[PROBLEM TO SOLVE]: Without including any images, reproduce each entry exactly.

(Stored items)
"""

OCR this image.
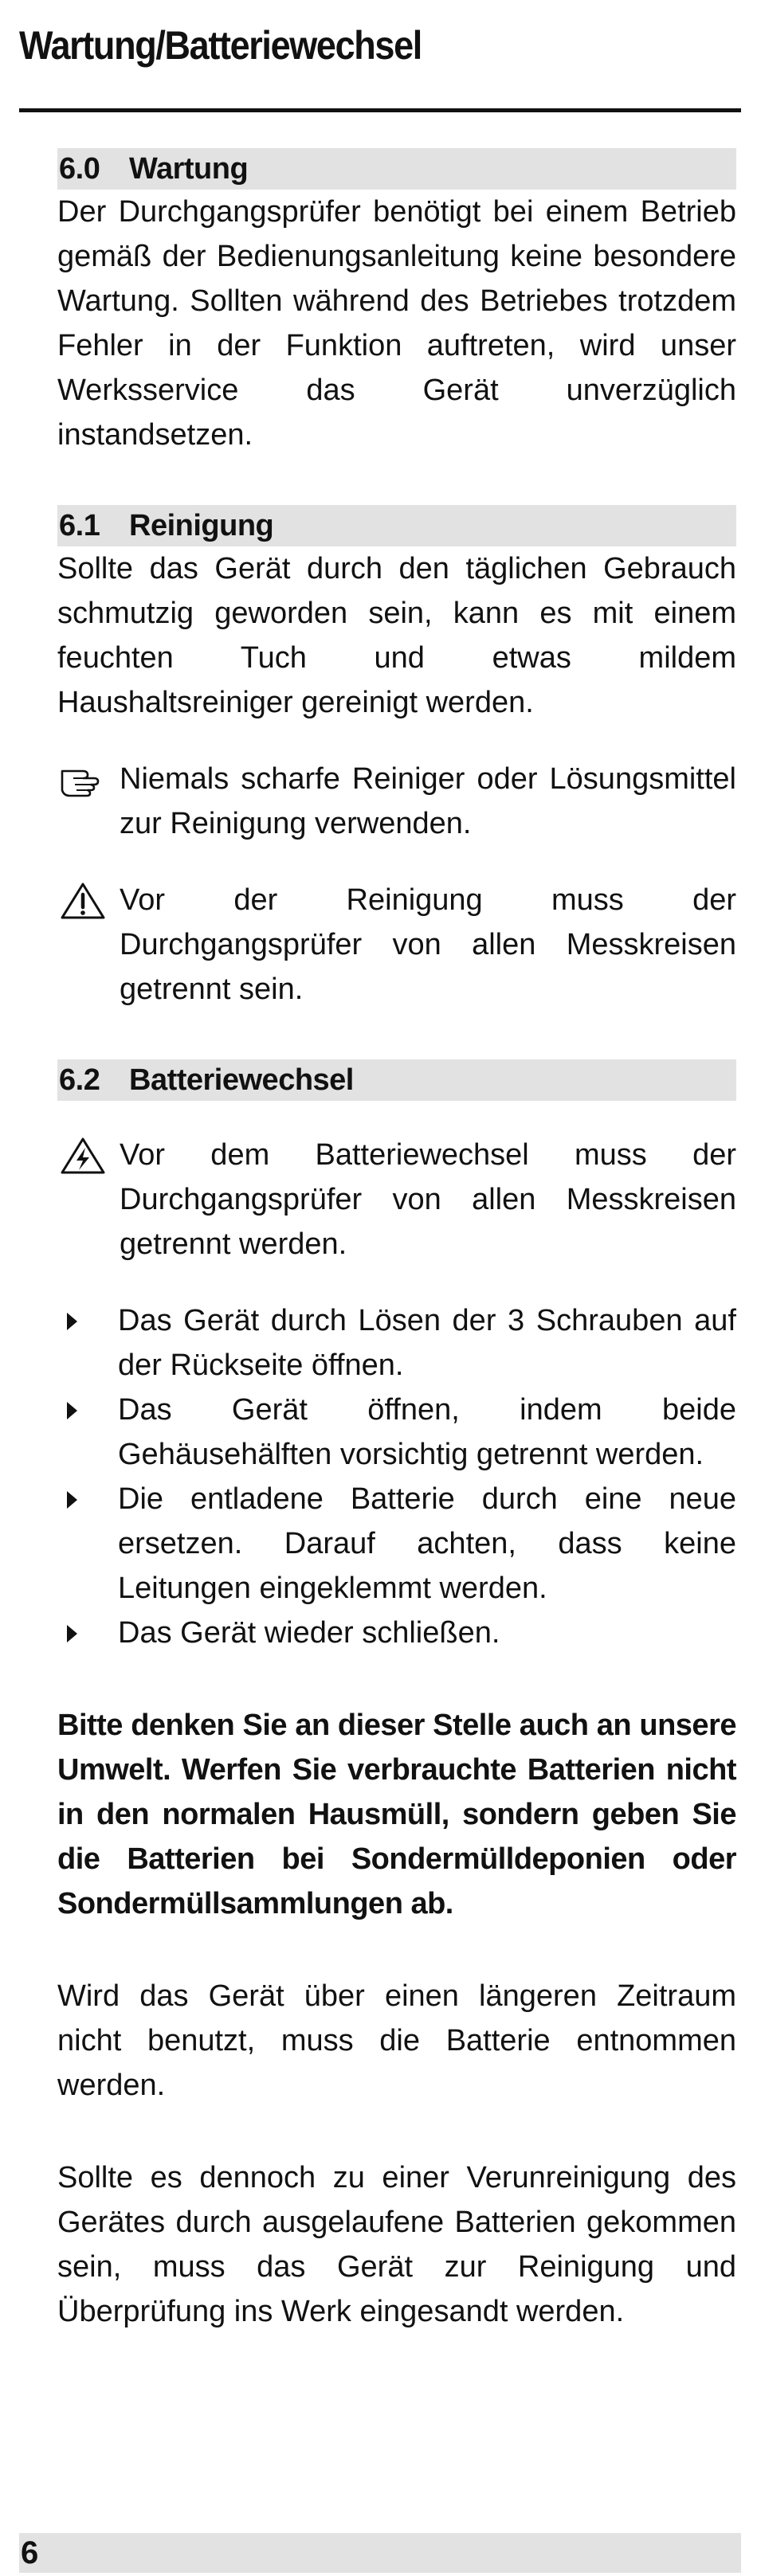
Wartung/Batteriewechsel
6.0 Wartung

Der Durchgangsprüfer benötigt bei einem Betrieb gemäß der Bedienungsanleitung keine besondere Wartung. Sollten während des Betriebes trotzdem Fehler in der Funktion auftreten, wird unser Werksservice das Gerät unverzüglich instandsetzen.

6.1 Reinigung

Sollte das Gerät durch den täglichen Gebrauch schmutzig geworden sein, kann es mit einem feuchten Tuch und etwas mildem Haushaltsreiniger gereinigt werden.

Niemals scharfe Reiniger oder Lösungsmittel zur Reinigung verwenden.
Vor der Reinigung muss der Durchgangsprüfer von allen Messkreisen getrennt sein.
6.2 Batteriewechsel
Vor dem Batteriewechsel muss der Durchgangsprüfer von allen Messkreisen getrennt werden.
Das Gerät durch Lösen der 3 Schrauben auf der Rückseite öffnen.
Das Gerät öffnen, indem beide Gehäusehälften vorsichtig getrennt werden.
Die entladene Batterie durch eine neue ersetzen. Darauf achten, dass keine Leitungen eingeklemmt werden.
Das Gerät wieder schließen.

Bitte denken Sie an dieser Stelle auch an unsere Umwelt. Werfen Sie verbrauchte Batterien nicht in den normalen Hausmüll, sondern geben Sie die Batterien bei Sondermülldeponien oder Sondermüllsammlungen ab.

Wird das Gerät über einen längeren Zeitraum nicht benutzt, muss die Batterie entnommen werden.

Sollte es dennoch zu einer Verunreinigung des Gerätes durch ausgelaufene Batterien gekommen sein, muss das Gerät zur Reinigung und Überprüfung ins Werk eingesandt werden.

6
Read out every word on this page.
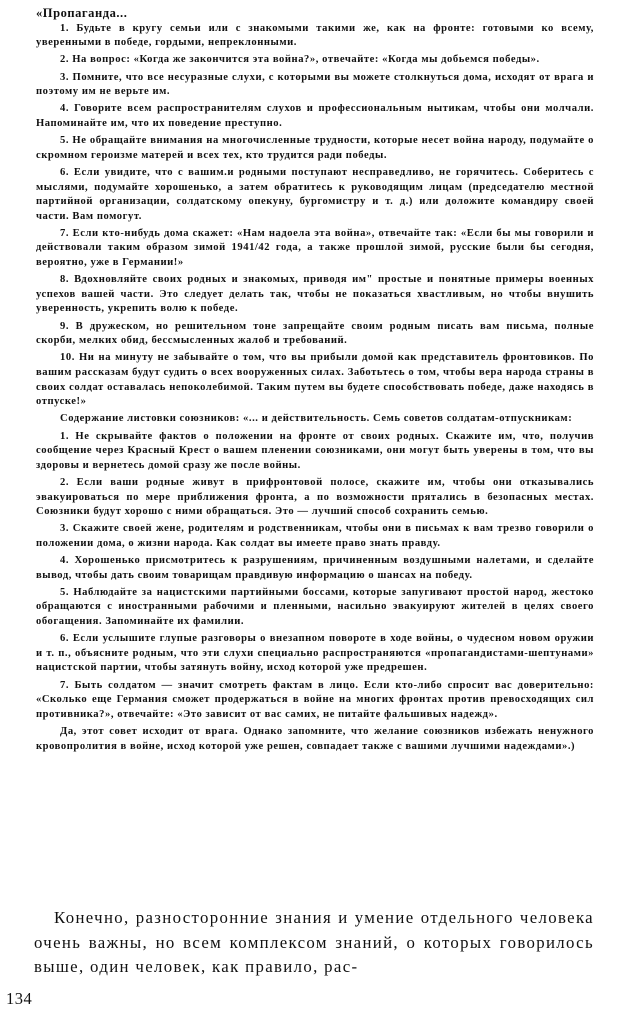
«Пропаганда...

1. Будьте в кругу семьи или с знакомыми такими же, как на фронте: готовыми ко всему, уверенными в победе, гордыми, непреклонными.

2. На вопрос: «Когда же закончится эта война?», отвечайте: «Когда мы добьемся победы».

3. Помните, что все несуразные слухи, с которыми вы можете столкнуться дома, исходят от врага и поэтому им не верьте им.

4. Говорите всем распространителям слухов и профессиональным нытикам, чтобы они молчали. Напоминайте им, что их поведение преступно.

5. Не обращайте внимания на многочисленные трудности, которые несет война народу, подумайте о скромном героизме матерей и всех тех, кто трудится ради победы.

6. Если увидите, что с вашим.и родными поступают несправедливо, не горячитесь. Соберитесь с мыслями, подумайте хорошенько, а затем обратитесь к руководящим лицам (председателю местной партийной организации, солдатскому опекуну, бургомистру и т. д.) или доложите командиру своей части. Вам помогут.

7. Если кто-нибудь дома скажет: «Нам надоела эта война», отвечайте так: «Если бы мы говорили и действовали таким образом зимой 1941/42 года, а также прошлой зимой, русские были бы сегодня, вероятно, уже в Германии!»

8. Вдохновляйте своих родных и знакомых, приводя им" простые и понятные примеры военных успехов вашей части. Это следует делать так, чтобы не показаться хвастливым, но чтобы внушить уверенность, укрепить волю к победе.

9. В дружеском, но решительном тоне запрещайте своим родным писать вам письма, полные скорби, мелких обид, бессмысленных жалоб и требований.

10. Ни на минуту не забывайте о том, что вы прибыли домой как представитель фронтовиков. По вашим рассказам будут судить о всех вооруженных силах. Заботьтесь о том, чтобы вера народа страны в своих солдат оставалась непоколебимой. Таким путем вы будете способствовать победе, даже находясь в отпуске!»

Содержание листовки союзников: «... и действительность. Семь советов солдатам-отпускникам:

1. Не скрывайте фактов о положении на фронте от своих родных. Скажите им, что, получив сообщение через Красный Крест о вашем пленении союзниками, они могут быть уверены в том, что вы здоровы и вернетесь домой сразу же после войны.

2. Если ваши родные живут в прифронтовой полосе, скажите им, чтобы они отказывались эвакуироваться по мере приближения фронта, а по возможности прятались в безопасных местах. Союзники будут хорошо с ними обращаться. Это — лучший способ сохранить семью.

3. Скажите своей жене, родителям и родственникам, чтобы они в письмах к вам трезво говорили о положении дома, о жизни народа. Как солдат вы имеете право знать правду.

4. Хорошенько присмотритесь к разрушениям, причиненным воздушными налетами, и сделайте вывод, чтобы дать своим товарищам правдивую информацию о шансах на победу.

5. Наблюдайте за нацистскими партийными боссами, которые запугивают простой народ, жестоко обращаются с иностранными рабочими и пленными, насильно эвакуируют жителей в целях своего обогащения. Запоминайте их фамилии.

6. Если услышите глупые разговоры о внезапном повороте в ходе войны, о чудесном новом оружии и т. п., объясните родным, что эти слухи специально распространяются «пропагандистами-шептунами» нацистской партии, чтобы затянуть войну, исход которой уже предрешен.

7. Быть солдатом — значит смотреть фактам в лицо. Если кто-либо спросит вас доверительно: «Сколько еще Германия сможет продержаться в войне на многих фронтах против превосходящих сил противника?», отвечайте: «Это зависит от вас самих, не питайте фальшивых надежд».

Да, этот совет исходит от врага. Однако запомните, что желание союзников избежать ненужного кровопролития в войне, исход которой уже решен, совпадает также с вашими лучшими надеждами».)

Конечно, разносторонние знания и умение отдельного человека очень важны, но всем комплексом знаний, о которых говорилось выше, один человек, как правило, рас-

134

"""

[TASK SOLUTION]:
OCR this image.
Wartung/Batteriewechsel
6.0 Wartung

Der Durchgangsprüfer benötigt bei einem Betrieb gemäß der Bedienungsanleitung keine besondere Wartung. Sollten während des Betriebes trotzdem Fehler in der Funktion auftreten, wird unser Werksservice das Gerät unverzüglich instandsetzen.

6.1 Reinigung

Sollte das Gerät durch den täglichen Gebrauch schmutzig geworden sein, kann es mit einem feuchten Tuch und etwas mildem Haushaltsreiniger gereinigt werden.

Niemals scharfe Reiniger oder Lösungsmittel zur Reinigung verwenden.
Vor der Reinigung muss der Durchgangsprüfer von allen Messkreisen getrennt sein.
6.2 Batteriewechsel
Vor dem Batteriewechsel muss der Durchgangsprüfer von allen Messkreisen getrennt werden.
Das Gerät durch Lösen der 3 Schrauben auf der Rückseite öffnen.
Das Gerät öffnen, indem beide Gehäusehälften vorsichtig getrennt werden.
Die entladene Batterie durch eine neue ersetzen. Darauf achten, dass keine Leitungen eingeklemmt werden.
Das Gerät wieder schließen.

Bitte denken Sie an dieser Stelle auch an unsere Umwelt. Werfen Sie verbrauchte Batterien nicht in den normalen Hausmüll, sondern geben Sie die Batterien bei Sondermülldeponien oder Sondermüllsammlungen ab.

Wird das Gerät über einen längeren Zeitraum nicht benutzt, muss die Batterie entnommen werden.

Sollte es dennoch zu einer Verunreinigung des Gerätes durch ausgelaufene Batterien gekommen sein, muss das Gerät zur Reinigung und Überprüfung ins Werk eingesandt werden.

6
Read out every word on this page.
«Пропаганда...

1. Будьте в кругу семьи или с знакомыми такими же, как на фронте: готовыми ко всему, уверенными в победе, гордыми, непреклонными.

2. На вопрос: «Когда же закончится эта война?», отвечайте: «Когда мы добьемся победы».

3. Помните, что все несуразные слухи, с которыми вы можете столкнуться дома, исходят от врага и поэтому им не верьте им.

4. Говорите всем распространителям слухов и профессиональным нытикам, чтобы они молчали. Напоминайте им, что их поведение преступно.

5. Не обращайте внимания на многочисленные трудности, которые несет война народу, подумайте о скромном героизме матерей и всех тех, кто трудится ради победы.

6. Если увидите, что с вашим.и родными поступают несправедливо, не горячитесь. Соберитесь с мыслями, подумайте хорошенько, а затем обратитесь к руководящим лицам (председателю местной партийной организации, солдатскому опекуну, бургомистру и т. д.) или доложите командиру своей части. Вам помогут.

7. Если кто-нибудь дома скажет: «Нам надоела эта война», отвечайте так: «Если бы мы говорили и действовали таким образом зимой 1941/42 года, а также прошлой зимой, русские были бы сегодня, вероятно, уже в Германии!»

8. Вдохновляйте своих родных и знакомых, приводя им" простые и понятные примеры военных успехов вашей части. Это следует делать так, чтобы не показаться хвастливым, но чтобы внушить уверенность, укрепить волю к победе.

9. В дружеском, но решительном тоне запрещайте своим родным писать вам письма, полные скорби, мелких обид, бессмысленных жалоб и требований.

10. Ни на минуту не забывайте о том, что вы прибыли домой как представитель фронтовиков. По вашим рассказам будут судить о всех вооруженных силах. Заботьтесь о том, чтобы вера народа страны в своих солдат оставалась непоколебимой. Таким путем вы будете способствовать победе, даже находясь в отпуске!»

Содержание листовки союзников: «... и действительность. Семь советов солдатам-отпускникам:

1. Не скрывайте фактов о положении на фронте от своих родных. Скажите им, что, получив сообщение через Красный Крест о вашем пленении союзниками, они могут быть уверены в том, что вы здоровы и вернетесь домой сразу же после войны.

2. Если ваши родные живут в прифронтовой полосе, скажите им, чтобы они отказывались эвакуироваться по мере приближения фронта, а по возможности прятались в безопасных местах. Союзники будут хорошо с ними обращаться. Это — лучший способ сохранить семью.

3. Скажите своей жене, родителям и родственникам, чтобы они в письмах к вам трезво говорили о положении дома, о жизни народа. Как солдат вы имеете право знать правду.

4. Хорошенько присмотритесь к разрушениям, причиненным воздушными налетами, и сделайте вывод, чтобы дать своим товарищам правдивую информацию о шансах на победу.

5. Наблюдайте за нацистскими партийными боссами, которые запугивают простой народ, жестоко обращаются с иностранными рабочими и пленными, насильно эвакуируют жителей в целях своего обогащения. Запоминайте их фамилии.

6. Если услышите глупые разговоры о внезапном повороте в ходе войны, о чудесном новом оружии и т. п., объясните родным, что эти слухи специально распространяются «пропагандистами-шептунами» нацистской партии, чтобы затянуть войну, исход которой уже предрешен.

7. Быть солдатом — значит смотреть фактам в лицо. Если кто-либо спросит вас доверительно: «Сколько еще Германия сможет продержаться в войне на многих фронтах против превосходящих сил противника?», отвечайте: «Это зависит от вас самих, не питайте фальшивых надежд».

Да, этот совет исходит от врага. Однако запомните, что желание союзников избежать ненужного кровопролития в войне, исход которой уже решен, совпадает также с вашими лучшими надеждами».)

Конечно, разносторонние знания и умение отдельного человека очень важны, но всем комплексом знаний, о которых говорилось выше, один человек, как правило, рас-

134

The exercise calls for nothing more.